BLOQUE DE TEXTO —
##############################
Las arquitecturas de la infancia nos devuelven a la infancia de la arquitectura. Si se construye para los niños, los espacios devienen esenciales, vocabulario primero de materiales, formas y colores; si las obras se realizan en entornos precarios, la exigente disciplina de la economía demanda el laconismo de lo elemental; y si los edificios se levantan en climas extremos, el esfuerzo por ofrecer cobijo se hace inseparable del empeño en lograr el más básico confort ambiental. Con el proyecto de la escuela regresamos al niño que fuimos, pero también volvemos a los orígenes de la arquitectura, a un momento auroral que enreda inextricablemente la biografía del individuo y el desarrollo de la disciplina para volver a formular interrogantes fundamentales, porque en esas construcciones que hemos calificado con los adjetivos esencial, elemental y básico reside la dignidad ajada de la arquitectura, su reticente vocación de servicio y su desteñido componente ético.

Aun cuando marcadas por la necesidad, las arquitecturas de la infancia son también arquitecturas de la libertad, ámbitos alegres donde la actividad de los niños contamina fecundamente la mirada geométrica del arquitecto, y donde el orden riguroso de la pedagogía se combina con los patrones azarosos del recreo, entrelazando la enseñanza y el juego en un tapiz inesperado y exacto. Y pocos proyectos al cabo tan ideológicos como el de la escuela, porque cada revolución o utopía pedagógica ha tenido su correlato espacial en las arquitecturas destinadas a los niños, entendiendo bien que los diferentes escenarios escolares impiden o estimulan la expresión de las prioridades y métodos de cada enfoque: del aula sin pupitres al aula sin muros, los futuros adultos acuñan su talento y su sensibilidad con moldes arquitectónicos que no son sino manifestaciones físicas de ideas intangibles, pero no por ello menos poderosos agentes del devenir colectivo.
##############################
LISTADO PROPORCIONADO —

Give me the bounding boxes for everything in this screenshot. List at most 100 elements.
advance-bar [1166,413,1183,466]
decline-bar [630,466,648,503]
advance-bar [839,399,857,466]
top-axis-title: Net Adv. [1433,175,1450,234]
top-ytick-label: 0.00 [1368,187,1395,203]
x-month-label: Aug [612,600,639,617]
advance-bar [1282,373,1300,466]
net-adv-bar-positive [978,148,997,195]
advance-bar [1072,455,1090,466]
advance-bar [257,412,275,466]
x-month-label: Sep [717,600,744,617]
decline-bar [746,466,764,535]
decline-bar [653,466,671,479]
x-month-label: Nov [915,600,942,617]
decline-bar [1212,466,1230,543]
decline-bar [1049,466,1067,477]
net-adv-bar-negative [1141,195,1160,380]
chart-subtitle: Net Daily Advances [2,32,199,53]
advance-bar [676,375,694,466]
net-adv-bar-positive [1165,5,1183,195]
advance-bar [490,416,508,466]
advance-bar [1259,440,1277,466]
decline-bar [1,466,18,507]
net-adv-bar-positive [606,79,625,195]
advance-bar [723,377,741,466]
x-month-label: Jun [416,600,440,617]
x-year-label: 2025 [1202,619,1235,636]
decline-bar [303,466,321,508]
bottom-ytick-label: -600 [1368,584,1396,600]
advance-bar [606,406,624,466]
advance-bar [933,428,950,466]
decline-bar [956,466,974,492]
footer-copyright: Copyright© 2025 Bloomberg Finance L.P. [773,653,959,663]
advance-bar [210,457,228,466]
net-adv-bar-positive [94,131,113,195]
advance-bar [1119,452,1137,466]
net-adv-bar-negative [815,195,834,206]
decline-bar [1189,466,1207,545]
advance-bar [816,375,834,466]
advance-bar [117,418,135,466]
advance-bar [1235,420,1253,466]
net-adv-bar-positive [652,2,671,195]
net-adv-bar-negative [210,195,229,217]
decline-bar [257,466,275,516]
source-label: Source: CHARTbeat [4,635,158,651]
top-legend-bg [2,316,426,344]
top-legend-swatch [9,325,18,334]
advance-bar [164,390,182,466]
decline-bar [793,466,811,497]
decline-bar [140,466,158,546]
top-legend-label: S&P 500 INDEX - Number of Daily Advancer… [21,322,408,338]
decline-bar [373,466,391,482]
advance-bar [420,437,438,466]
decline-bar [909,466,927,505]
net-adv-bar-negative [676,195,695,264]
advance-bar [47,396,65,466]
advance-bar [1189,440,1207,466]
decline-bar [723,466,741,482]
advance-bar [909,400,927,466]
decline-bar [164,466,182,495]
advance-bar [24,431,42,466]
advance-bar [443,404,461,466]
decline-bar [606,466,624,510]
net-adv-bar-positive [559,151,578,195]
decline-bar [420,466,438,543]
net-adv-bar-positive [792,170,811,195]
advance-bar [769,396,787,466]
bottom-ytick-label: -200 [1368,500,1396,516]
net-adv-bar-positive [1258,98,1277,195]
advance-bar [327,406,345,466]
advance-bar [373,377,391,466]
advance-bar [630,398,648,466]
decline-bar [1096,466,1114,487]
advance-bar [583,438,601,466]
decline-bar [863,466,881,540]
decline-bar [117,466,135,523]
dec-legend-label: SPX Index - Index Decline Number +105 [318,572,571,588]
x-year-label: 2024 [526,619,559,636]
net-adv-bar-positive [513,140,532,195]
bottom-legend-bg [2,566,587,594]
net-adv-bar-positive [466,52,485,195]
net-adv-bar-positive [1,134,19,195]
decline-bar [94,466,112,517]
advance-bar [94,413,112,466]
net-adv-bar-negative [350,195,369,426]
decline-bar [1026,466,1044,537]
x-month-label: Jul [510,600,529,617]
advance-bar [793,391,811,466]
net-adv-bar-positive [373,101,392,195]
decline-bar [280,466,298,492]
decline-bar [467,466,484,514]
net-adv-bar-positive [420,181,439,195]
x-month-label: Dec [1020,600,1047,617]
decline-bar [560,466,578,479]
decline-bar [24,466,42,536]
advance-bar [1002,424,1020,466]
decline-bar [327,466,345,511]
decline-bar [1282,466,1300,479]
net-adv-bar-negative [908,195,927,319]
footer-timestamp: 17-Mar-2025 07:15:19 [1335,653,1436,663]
##############################
ACCIÓN REQUERIDA A — En el texto sobre las arquitecturas de la infancia, ¿con qué tres adjetivos se califican las construcciones donde reside la dignidad ajada de la arquitectura?
ACCIÓN REQUERIDA B — Escribe un párrafo que prosiga el texto sobre las arquitecturas de la infancia después de su última oración.

RESPUESTA ESPERADA A — Esencial, elemental y básico.

RESPUESTA ESPERADA B —
Lo comunitario, que está presente en la escuela mediante la formación y el modelado del carácter de los ciudadanos del mañana, figura de manera más directa pero menos trascendente a través del uso de las instalaciones escolares por el conjunto de la población —singularmente relevante en entornos deprimidos o marcados por la escasez, donde es difícil disponer de locales específicos para estos menesteres— y muy especialmente por la capacidad de las escuelas para dotar de identidad y orgullo cívico a pueblos o barriadas, convertidas en genuinos condensadores sociales que aglutinan la energía de jóvenes, adultos y ancianos, reunidos en el lugar segregado y sagrado de los niños. Si no existe inversión más rentable que la educación, acaso no haya obras más fértiles que las escolares, porque en esas arquitecturas para niños se gesta el futuro de todos, regresando a las palabras primeras de la construcción y de la infancia compartida.